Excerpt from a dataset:
────────────────────────────────────────
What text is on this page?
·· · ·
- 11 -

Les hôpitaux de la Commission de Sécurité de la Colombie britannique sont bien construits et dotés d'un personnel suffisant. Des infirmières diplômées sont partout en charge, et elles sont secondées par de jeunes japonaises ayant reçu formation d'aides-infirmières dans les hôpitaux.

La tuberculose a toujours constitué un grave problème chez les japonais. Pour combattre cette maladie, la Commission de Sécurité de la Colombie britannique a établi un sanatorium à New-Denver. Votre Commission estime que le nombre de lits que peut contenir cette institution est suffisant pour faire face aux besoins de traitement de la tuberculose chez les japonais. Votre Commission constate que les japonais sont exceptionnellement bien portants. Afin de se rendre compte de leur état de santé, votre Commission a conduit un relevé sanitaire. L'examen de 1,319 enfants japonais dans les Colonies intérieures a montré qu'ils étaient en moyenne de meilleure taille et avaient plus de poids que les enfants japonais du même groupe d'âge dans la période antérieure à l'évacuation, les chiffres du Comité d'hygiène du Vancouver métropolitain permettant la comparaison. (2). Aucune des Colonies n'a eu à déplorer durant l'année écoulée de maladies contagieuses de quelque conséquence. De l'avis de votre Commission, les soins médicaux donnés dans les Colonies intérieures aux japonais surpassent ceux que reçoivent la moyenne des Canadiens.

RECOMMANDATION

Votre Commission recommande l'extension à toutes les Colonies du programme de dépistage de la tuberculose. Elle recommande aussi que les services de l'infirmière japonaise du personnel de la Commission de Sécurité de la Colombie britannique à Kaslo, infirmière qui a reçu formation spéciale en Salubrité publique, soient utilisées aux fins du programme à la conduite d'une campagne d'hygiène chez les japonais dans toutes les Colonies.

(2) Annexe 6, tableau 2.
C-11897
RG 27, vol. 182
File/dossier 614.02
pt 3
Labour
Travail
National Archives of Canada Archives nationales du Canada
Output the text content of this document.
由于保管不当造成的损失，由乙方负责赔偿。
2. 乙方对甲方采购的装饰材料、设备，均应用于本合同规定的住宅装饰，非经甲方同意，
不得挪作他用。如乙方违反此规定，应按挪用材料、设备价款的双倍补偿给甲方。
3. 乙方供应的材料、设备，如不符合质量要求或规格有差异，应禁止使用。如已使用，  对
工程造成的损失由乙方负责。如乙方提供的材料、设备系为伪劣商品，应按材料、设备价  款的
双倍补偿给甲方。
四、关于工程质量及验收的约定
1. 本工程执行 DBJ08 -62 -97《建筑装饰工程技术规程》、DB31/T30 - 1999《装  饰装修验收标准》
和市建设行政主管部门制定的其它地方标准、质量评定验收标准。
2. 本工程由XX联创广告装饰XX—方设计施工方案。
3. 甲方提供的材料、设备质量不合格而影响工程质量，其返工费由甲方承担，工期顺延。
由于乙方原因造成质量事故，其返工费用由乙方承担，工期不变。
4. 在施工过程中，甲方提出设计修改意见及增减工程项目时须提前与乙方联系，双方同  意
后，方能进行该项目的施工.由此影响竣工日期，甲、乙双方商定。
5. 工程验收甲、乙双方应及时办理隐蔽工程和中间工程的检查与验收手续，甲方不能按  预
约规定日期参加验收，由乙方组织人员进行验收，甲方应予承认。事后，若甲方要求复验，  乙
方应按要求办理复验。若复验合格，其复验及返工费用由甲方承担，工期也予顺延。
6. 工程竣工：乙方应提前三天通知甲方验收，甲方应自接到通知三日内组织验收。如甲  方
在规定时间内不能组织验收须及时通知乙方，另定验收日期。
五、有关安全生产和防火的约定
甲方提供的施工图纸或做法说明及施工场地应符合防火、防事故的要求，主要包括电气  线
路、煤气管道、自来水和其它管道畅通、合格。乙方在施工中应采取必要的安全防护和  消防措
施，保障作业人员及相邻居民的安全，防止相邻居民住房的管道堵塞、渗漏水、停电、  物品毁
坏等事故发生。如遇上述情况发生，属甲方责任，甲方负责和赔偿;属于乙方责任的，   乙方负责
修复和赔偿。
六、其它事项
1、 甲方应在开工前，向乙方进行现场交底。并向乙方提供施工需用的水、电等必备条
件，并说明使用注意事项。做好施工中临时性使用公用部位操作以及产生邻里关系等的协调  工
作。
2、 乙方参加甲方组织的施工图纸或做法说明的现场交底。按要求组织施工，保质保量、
────────────────────────────────────────
What is expected
Please output the entire listing exactly as it stands.

Task solution
What text is on this page?
·· · ·
- 11 -

Les hôpitaux de la Commission de Sécurité de la Colombie britannique sont bien construits et dotés d'un personnel suffisant. Des infirmières diplômées sont partout en charge, et elles sont secondées par de jeunes japonaises ayant reçu formation d'aides-infirmières dans les hôpitaux.

La tuberculose a toujours constitué un grave problème chez les japonais. Pour combattre cette maladie, la Commission de Sécurité de la Colombie britannique a établi un sanatorium à New-Denver. Votre Commission estime que le nombre de lits que peut contenir cette institution est suffisant pour faire face aux besoins de traitement de la tuberculose chez les japonais. Votre Commission constate que les japonais sont exceptionnellement bien portants. Afin de se rendre compte de leur état de santé, votre Commission a conduit un relevé sanitaire. L'examen de 1,319 enfants japonais dans les Colonies intérieures a montré qu'ils étaient en moyenne de meilleure taille et avaient plus de poids que les enfants japonais du même groupe d'âge dans la période antérieure à l'évacuation, les chiffres du Comité d'hygiène du Vancouver métropolitain permettant la comparaison. (2). Aucune des Colonies n'a eu à déplorer durant l'année écoulée de maladies contagieuses de quelque conséquence. De l'avis de votre Commission, les soins médicaux donnés dans les Colonies intérieures aux japonais surpassent ceux que reçoivent la moyenne des Canadiens.

RECOMMANDATION

Votre Commission recommande l'extension à toutes les Colonies du programme de dépistage de la tuberculose. Elle recommande aussi que les services de l'infirmière japonaise du personnel de la Commission de Sécurité de la Colombie britannique à Kaslo, infirmière qui a reçu formation spéciale en Salubrité publique, soient utilisées aux fins du programme à la conduite d'une campagne d'hygiène chez les japonais dans toutes les Colonies.

(2) Annexe 6, tableau 2.
C-11897
RG 27, vol. 182
File/dossier 614.02
pt 3
Labour
Travail
National Archives of Canada Archives nationales du Canada
Output the text content of this document.
由于保管不当造成的损失，由乙方负责赔偿。
2. 乙方对甲方采购的装饰材料、设备，均应用于本合同规定的住宅装饰，非经甲方同意，
不得挪作他用。如乙方违反此规定，应按挪用材料、设备价款的双倍补偿给甲方。
3. 乙方供应的材料、设备，如不符合质量要求或规格有差异，应禁止使用。如已使用，  对
工程造成的损失由乙方负责。如乙方提供的材料、设备系为伪劣商品，应按材料、设备价  款的
双倍补偿给甲方。
四、关于工程质量及验收的约定
1. 本工程执行 DBJ08 -62 -97《建筑装饰工程技术规程》、DB31/T30 - 1999《装  饰装修验收标准》
和市建设行政主管部门制定的其它地方标准、质量评定验收标准。
2. 本工程由XX联创广告装饰XX—方设计施工方案。
3. 甲方提供的材料、设备质量不合格而影响工程质量，其返工费由甲方承担，工期顺延。
由于乙方原因造成质量事故，其返工费用由乙方承担，工期不变。
4. 在施工过程中，甲方提出设计修改意见及增减工程项目时须提前与乙方联系，双方同  意
后，方能进行该项目的施工.由此影响竣工日期，甲、乙双方商定。
5. 工程验收甲、乙双方应及时办理隐蔽工程和中间工程的检查与验收手续，甲方不能按  预
约规定日期参加验收，由乙方组织人员进行验收，甲方应予承认。事后，若甲方要求复验，  乙
方应按要求办理复验。若复验合格，其复验及返工费用由甲方承担，工期也予顺延。
6. 工程竣工：乙方应提前三天通知甲方验收，甲方应自接到通知三日内组织验收。如甲  方
在规定时间内不能组织验收须及时通知乙方，另定验收日期。
五、有关安全生产和防火的约定
甲方提供的施工图纸或做法说明及施工场地应符合防火、防事故的要求，主要包括电气  线
路、煤气管道、自来水和其它管道畅通、合格。乙方在施工中应采取必要的安全防护和  消防措
施，保障作业人员及相邻居民的安全，防止相邻居民住房的管道堵塞、渗漏水、停电、  物品毁
坏等事故发生。如遇上述情况发生，属甲方责任，甲方负责和赔偿;属于乙方责任的，   乙方负责
修复和赔偿。
六、其它事项
1、 甲方应在开工前，向乙方进行现场交底。并向乙方提供施工需用的水、电等必备条
件，并说明使用注意事项。做好施工中临时性使用公用部位操作以及产生邻里关系等的协调  工
作。
2、 乙方参加甲方组织的施工图纸或做法说明的现场交底。按要求组织施工，保质保量、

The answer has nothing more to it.